▶ **Task prompt**:
Search the material for "text" and show all lines that contain it.

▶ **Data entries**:

------------------------------------------------

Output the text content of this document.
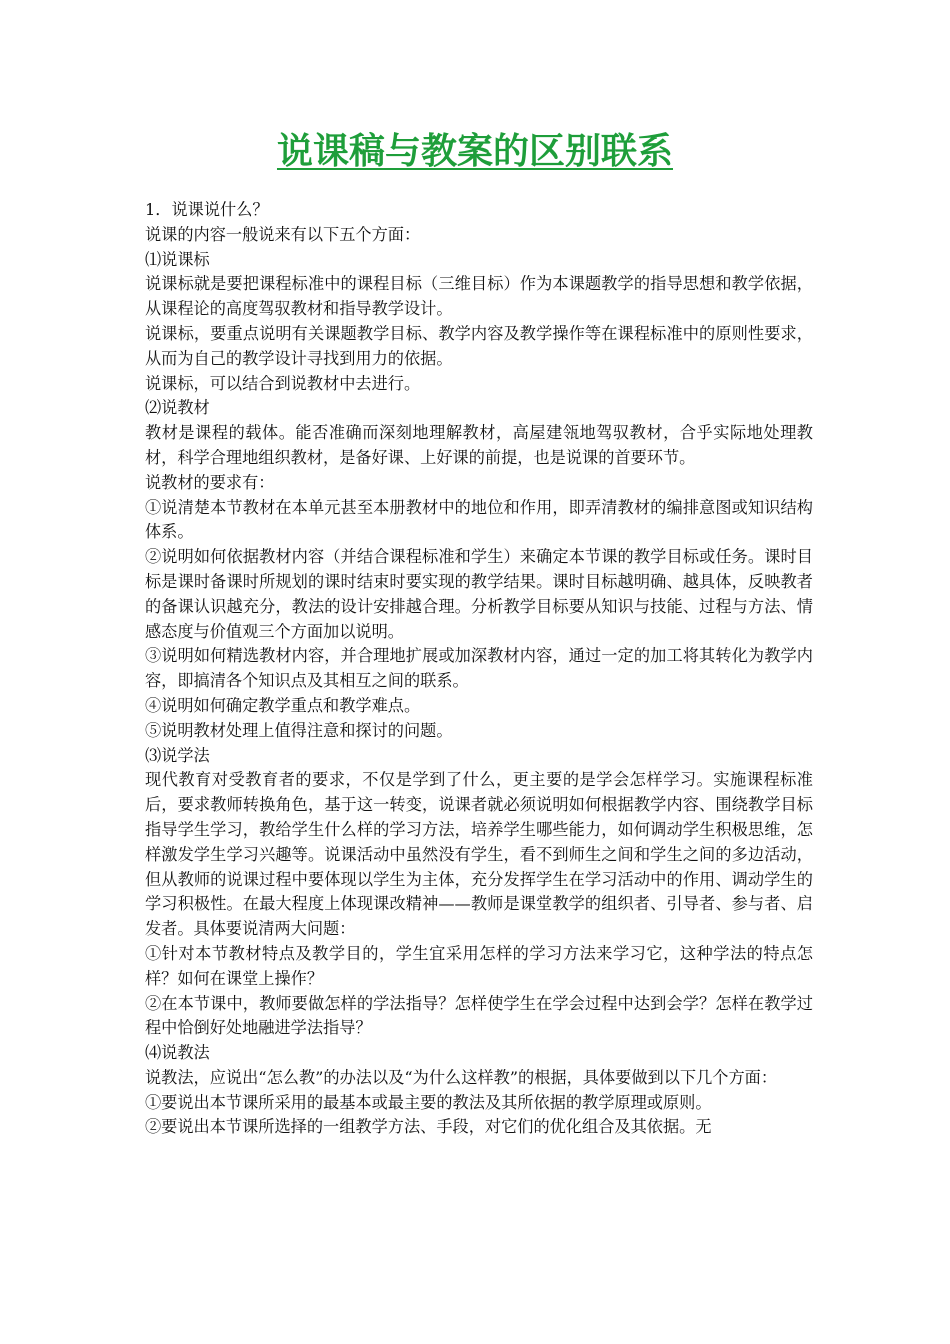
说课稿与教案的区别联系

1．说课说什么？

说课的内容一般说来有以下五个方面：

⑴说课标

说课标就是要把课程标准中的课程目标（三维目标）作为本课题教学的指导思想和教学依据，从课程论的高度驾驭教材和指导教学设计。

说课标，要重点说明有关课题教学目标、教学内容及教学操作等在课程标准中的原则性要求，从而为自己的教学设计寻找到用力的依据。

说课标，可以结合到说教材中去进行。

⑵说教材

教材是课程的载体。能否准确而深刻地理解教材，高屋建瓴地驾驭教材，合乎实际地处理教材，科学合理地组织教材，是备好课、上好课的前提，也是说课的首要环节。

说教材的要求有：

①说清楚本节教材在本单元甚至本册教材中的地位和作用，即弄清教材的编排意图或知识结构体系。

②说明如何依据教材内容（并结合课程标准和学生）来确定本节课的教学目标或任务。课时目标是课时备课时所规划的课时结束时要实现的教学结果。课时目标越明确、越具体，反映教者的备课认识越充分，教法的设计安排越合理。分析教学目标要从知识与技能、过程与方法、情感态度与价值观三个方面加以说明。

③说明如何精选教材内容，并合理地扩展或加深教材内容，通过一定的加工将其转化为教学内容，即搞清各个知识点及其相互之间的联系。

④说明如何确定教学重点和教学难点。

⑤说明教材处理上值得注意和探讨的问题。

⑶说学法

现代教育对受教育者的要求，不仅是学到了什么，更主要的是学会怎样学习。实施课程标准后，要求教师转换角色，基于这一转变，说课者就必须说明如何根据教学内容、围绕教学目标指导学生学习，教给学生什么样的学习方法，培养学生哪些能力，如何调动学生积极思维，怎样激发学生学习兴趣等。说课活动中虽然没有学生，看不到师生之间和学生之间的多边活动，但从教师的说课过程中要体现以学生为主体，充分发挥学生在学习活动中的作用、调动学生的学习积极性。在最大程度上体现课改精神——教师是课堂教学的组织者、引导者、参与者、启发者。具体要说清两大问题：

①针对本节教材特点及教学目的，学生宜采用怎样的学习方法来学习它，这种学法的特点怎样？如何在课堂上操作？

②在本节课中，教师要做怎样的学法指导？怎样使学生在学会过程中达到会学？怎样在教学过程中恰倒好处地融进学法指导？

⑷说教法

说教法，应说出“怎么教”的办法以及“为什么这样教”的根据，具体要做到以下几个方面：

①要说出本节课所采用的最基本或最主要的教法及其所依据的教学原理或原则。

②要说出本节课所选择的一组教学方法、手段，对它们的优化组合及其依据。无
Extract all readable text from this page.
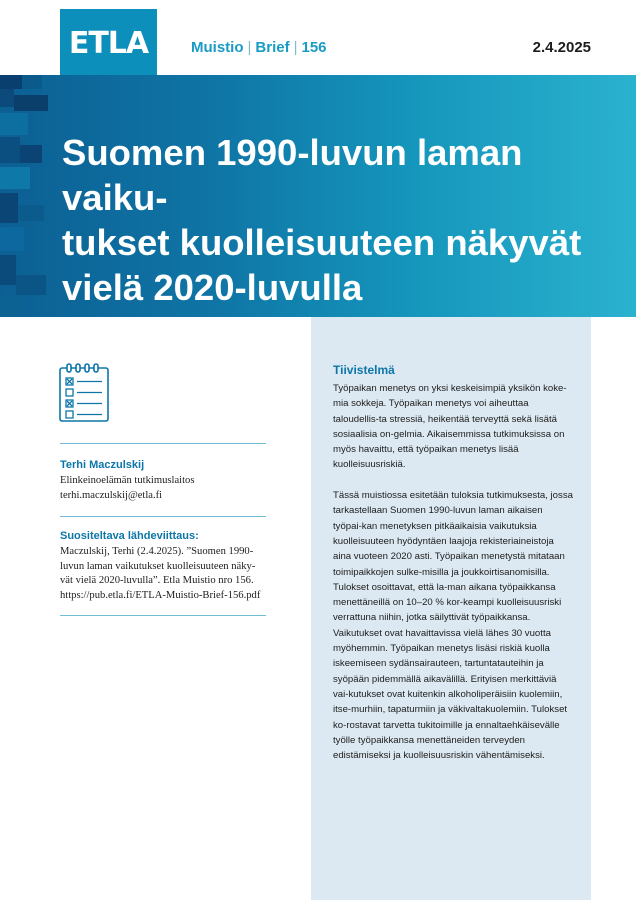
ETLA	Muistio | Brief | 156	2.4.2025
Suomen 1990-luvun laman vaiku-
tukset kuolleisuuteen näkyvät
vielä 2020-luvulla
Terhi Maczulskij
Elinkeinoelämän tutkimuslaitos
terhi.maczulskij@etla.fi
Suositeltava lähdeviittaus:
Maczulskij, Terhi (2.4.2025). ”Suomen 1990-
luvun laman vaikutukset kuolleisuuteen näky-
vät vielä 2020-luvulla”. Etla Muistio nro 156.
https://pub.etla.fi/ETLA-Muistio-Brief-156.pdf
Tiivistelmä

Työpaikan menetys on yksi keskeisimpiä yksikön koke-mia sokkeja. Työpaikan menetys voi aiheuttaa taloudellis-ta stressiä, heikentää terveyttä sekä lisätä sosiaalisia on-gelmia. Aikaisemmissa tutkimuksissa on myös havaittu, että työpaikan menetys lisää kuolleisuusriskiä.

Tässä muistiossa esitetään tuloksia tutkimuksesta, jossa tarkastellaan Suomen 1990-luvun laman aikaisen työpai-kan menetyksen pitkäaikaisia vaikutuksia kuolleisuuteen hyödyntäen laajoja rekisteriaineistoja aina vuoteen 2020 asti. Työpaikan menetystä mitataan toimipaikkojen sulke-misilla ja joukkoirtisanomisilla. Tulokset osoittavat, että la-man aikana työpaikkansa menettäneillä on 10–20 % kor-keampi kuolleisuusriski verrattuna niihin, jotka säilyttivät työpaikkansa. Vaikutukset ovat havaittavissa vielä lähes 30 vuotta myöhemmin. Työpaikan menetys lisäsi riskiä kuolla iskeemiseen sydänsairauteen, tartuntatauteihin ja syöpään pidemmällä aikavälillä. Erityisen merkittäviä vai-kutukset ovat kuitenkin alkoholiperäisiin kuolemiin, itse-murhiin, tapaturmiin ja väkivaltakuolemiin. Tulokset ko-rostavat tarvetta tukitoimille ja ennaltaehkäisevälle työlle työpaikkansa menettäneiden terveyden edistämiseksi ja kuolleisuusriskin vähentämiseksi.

------------------------------------------------

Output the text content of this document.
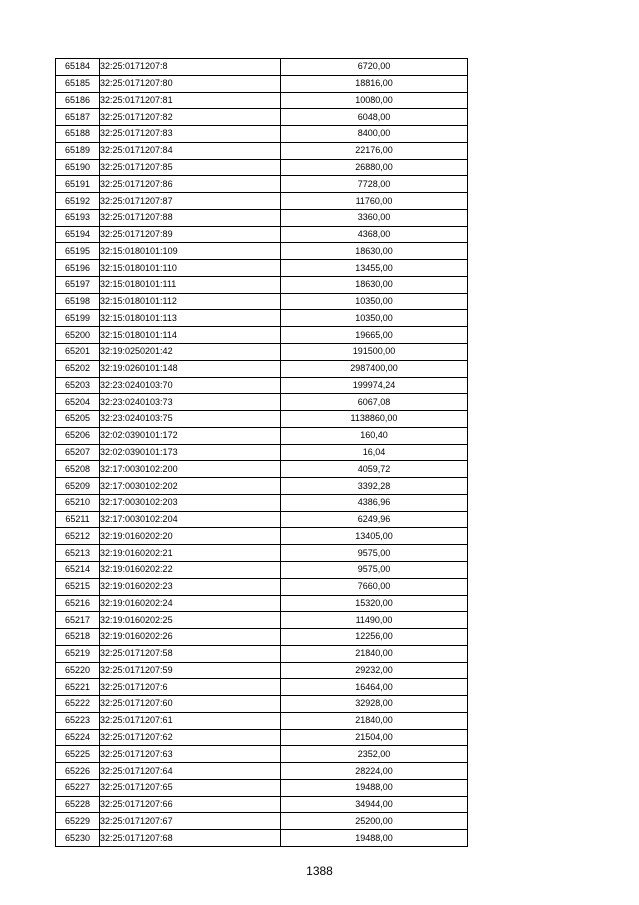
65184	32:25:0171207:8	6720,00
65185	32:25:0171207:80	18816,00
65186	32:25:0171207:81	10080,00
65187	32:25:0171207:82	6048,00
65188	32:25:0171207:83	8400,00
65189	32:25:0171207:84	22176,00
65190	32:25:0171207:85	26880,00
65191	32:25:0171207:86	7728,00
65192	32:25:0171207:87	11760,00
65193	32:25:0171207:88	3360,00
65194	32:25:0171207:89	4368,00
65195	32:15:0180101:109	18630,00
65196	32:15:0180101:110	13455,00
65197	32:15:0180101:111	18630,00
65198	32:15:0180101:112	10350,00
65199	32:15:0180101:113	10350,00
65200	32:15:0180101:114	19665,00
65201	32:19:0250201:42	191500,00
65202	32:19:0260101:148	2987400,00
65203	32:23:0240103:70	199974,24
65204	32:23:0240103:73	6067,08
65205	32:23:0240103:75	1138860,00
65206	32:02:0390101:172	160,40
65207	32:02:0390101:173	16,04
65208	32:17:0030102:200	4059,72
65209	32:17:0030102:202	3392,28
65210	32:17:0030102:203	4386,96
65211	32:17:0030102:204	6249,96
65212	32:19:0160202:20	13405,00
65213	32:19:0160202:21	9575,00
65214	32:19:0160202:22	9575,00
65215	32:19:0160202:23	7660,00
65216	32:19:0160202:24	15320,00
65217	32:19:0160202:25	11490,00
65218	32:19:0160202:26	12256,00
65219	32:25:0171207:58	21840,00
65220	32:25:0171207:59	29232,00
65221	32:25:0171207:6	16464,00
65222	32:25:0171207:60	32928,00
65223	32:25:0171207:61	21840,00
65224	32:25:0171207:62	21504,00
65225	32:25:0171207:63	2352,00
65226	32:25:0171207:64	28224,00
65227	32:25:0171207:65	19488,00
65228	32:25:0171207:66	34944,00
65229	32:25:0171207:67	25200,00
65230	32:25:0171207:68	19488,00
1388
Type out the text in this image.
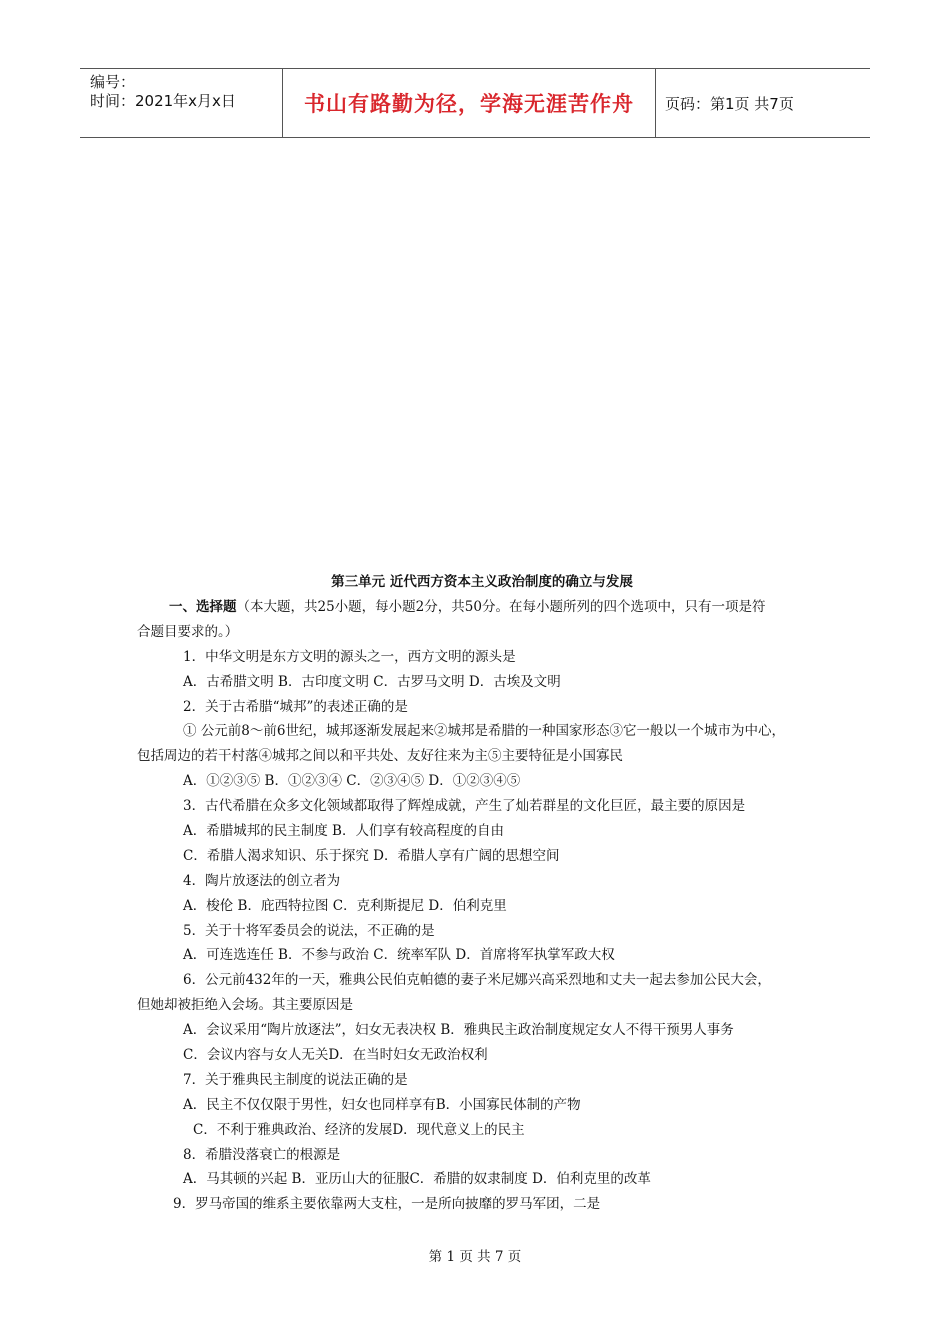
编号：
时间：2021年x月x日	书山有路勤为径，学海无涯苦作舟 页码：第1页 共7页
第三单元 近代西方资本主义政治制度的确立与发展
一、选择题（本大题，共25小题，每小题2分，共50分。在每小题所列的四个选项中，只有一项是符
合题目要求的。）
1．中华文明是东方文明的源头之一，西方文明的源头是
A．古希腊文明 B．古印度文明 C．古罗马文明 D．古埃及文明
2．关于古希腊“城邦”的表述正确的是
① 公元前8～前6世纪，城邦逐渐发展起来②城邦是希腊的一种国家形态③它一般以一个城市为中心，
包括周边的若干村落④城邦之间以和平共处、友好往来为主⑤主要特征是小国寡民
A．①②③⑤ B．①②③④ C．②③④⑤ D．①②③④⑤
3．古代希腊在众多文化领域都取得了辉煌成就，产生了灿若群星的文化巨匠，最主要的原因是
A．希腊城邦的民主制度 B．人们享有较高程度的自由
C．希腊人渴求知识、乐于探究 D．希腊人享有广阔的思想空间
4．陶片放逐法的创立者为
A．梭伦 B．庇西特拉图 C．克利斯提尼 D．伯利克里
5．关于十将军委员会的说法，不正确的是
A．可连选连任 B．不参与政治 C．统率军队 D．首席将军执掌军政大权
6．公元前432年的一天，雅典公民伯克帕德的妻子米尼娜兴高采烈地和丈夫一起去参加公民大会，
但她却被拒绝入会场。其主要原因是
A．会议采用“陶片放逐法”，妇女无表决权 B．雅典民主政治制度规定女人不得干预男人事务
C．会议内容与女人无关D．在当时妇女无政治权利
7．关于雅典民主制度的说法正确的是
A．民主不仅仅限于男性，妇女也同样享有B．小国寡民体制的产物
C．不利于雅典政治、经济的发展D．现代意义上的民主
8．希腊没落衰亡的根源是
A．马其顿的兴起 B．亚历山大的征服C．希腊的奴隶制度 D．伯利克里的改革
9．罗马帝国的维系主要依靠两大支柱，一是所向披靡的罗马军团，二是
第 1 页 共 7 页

------------------------------------------------

▶ **Task answer**:
Output the text content of this document.
Extract all readable text from this page.
Output the text content of this document.
Type out the text in this image.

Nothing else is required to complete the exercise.